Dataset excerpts
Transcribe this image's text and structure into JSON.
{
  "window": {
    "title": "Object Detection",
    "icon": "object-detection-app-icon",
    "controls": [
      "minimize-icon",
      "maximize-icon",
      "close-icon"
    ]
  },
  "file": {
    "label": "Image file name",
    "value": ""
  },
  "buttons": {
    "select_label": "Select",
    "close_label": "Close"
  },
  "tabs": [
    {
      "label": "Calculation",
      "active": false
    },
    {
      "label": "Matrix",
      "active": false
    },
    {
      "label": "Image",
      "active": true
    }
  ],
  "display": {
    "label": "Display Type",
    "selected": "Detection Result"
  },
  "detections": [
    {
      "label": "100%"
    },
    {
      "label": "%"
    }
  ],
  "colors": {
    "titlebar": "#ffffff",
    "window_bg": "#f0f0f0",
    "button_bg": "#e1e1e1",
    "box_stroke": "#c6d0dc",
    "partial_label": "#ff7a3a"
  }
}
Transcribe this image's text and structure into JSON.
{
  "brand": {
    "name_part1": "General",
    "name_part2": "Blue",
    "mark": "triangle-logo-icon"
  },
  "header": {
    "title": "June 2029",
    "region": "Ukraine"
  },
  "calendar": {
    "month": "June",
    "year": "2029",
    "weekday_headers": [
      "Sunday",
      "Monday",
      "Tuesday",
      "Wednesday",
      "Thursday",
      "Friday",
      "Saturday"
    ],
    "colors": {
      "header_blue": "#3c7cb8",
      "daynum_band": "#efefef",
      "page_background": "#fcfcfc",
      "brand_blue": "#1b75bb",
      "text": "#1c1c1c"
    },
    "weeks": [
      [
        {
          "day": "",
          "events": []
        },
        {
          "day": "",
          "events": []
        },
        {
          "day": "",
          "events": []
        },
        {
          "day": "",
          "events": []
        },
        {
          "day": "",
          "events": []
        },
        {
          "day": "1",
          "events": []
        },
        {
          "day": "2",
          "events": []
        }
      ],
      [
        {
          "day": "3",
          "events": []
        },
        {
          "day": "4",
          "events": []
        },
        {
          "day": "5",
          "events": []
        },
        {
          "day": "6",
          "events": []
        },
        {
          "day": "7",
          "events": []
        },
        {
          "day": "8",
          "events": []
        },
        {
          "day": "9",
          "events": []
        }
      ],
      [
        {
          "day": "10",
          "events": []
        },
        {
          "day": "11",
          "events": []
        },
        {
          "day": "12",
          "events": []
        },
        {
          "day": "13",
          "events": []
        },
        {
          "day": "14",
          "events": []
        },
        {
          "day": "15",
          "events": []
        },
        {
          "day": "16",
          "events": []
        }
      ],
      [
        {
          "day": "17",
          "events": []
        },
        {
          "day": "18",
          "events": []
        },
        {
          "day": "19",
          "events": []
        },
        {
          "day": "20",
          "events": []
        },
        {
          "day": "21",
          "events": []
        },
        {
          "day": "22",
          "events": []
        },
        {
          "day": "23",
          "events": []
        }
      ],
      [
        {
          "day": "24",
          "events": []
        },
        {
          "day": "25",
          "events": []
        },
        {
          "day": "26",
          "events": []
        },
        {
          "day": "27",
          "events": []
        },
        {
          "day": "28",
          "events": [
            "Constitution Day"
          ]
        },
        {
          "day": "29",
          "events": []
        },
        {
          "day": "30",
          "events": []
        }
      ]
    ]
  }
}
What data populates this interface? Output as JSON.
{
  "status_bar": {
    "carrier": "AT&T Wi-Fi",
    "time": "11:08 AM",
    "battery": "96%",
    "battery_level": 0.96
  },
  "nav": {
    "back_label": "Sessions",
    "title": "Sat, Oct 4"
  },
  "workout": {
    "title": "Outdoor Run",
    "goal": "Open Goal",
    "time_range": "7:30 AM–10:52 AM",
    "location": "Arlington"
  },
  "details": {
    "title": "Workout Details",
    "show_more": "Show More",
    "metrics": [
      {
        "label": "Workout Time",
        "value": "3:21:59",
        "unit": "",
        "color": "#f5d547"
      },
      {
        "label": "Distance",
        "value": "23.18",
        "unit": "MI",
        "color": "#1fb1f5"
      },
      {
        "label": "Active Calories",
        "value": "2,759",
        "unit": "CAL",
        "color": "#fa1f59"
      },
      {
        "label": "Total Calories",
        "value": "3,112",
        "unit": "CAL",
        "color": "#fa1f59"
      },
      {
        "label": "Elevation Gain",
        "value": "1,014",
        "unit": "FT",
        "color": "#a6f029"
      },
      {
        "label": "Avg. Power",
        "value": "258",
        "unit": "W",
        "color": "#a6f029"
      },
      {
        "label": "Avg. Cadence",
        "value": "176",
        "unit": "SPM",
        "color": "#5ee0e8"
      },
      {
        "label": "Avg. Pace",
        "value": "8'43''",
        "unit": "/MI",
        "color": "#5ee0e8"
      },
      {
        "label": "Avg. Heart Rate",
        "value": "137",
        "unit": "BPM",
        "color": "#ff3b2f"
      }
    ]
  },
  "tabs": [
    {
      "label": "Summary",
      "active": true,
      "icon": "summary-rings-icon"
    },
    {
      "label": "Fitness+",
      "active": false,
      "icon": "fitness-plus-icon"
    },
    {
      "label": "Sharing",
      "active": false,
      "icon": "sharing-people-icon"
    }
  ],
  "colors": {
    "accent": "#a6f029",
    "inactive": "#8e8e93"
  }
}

Description of the task:
Reproduce the listing above verbatim, from first line to last.

Full answer:
Transcribe this image's text and structure into JSON.
{
  "window": {
    "title": "Object Detection",
    "icon": "object-detection-app-icon",
    "controls": [
      "minimize-icon",
      "maximize-icon",
      "close-icon"
    ]
  },
  "file": {
    "label": "Image file name",
    "value": ""
  },
  "buttons": {
    "select_label": "Select",
    "close_label": "Close"
  },
  "tabs": [
    {
      "label": "Calculation",
      "active": false
    },
    {
      "label": "Matrix",
      "active": false
    },
    {
      "label": "Image",
      "active": true
    }
  ],
  "display": {
    "label": "Display Type",
    "selected": "Detection Result"
  },
  "detections": [
    {
      "label": "100%"
    },
    {
      "label": "%"
    }
  ],
  "colors": {
    "titlebar": "#ffffff",
    "window_bg": "#f0f0f0",
    "button_bg": "#e1e1e1",
    "box_stroke": "#c6d0dc",
    "partial_label": "#ff7a3a"
  }
}
Transcribe this image's text and structure into JSON.
{
  "brand": {
    "name_part1": "General",
    "name_part2": "Blue",
    "mark": "triangle-logo-icon"
  },
  "header": {
    "title": "June 2029",
    "region": "Ukraine"
  },
  "calendar": {
    "month": "June",
    "year": "2029",
    "weekday_headers": [
      "Sunday",
      "Monday",
      "Tuesday",
      "Wednesday",
      "Thursday",
      "Friday",
      "Saturday"
    ],
    "colors": {
      "header_blue": "#3c7cb8",
      "daynum_band": "#efefef",
      "page_background": "#fcfcfc",
      "brand_blue": "#1b75bb",
      "text": "#1c1c1c"
    },
    "weeks": [
      [
        {
          "day": "",
          "events": []
        },
        {
          "day": "",
          "events": []
        },
        {
          "day": "",
          "events": []
        },
        {
          "day": "",
          "events": []
        },
        {
          "day": "",
          "events": []
        },
        {
          "day": "1",
          "events": []
        },
        {
          "day": "2",
          "events": []
        }
      ],
      [
        {
          "day": "3",
          "events": []
        },
        {
          "day": "4",
          "events": []
        },
        {
          "day": "5",
          "events": []
        },
        {
          "day": "6",
          "events": []
        },
        {
          "day": "7",
          "events": []
        },
        {
          "day": "8",
          "events": []
        },
        {
          "day": "9",
          "events": []
        }
      ],
      [
        {
          "day": "10",
          "events": []
        },
        {
          "day": "11",
          "events": []
        },
        {
          "day": "12",
          "events": []
        },
        {
          "day": "13",
          "events": []
        },
        {
          "day": "14",
          "events": []
        },
        {
          "day": "15",
          "events": []
        },
        {
          "day": "16",
          "events": []
        }
      ],
      [
        {
          "day": "17",
          "events": []
        },
        {
          "day": "18",
          "events": []
        },
        {
          "day": "19",
          "events": []
        },
        {
          "day": "20",
          "events": []
        },
        {
          "day": "21",
          "events": []
        },
        {
          "day": "22",
          "events": []
        },
        {
          "day": "23",
          "events": []
        }
      ],
      [
        {
          "day": "24",
          "events": []
        },
        {
          "day": "25",
          "events": []
        },
        {
          "day": "26",
          "events": []
        },
        {
          "day": "27",
          "events": []
        },
        {
          "day": "28",
          "events": [
            "Constitution Day"
          ]
        },
        {
          "day": "29",
          "events": []
        },
        {
          "day": "30",
          "events": []
        }
      ]
    ]
  }
}
What data populates this interface? Output as JSON.
{
  "status_bar": {
    "carrier": "AT&T Wi-Fi",
    "time": "11:08 AM",
    "battery": "96%",
    "battery_level": 0.96
  },
  "nav": {
    "back_label": "Sessions",
    "title": "Sat, Oct 4"
  },
  "workout": {
    "title": "Outdoor Run",
    "goal": "Open Goal",
    "time_range": "7:30 AM–10:52 AM",
    "location": "Arlington"
  },
  "details": {
    "title": "Workout Details",
    "show_more": "Show More",
    "metrics": [
      {
        "label": "Workout Time",
        "value": "3:21:59",
        "unit": "",
        "color": "#f5d547"
      },
      {
        "label": "Distance",
        "value": "23.18",
        "unit": "MI",
        "color": "#1fb1f5"
      },
      {
        "label": "Active Calories",
        "value": "2,759",
        "unit": "CAL",
        "color": "#fa1f59"
      },
      {
        "label": "Total Calories",
        "value": "3,112",
        "unit": "CAL",
        "color": "#fa1f59"
      },
      {
        "label": "Elevation Gain",
        "value": "1,014",
        "unit": "FT",
        "color": "#a6f029"
      },
      {
        "label": "Avg. Power",
        "value": "258",
        "unit": "W",
        "color": "#a6f029"
      },
      {
        "label": "Avg. Cadence",
        "value": "176",
        "unit": "SPM",
        "color": "#5ee0e8"
      },
      {
        "label": "Avg. Pace",
        "value": "8'43''",
        "unit": "/MI",
        "color": "#5ee0e8"
      },
      {
        "label": "Avg. Heart Rate",
        "value": "137",
        "unit": "BPM",
        "color": "#ff3b2f"
      }
    ]
  },
  "tabs": [
    {
      "label": "Summary",
      "active": true,
      "icon": "summary-rings-icon"
    },
    {
      "label": "Fitness+",
      "active": false,
      "icon": "fitness-plus-icon"
    },
    {
      "label": "Sharing",
      "active": false,
      "icon": "sharing-people-icon"
    }
  ],
  "colors": {
    "accent": "#a6f029",
    "inactive": "#8e8e93"
  }
}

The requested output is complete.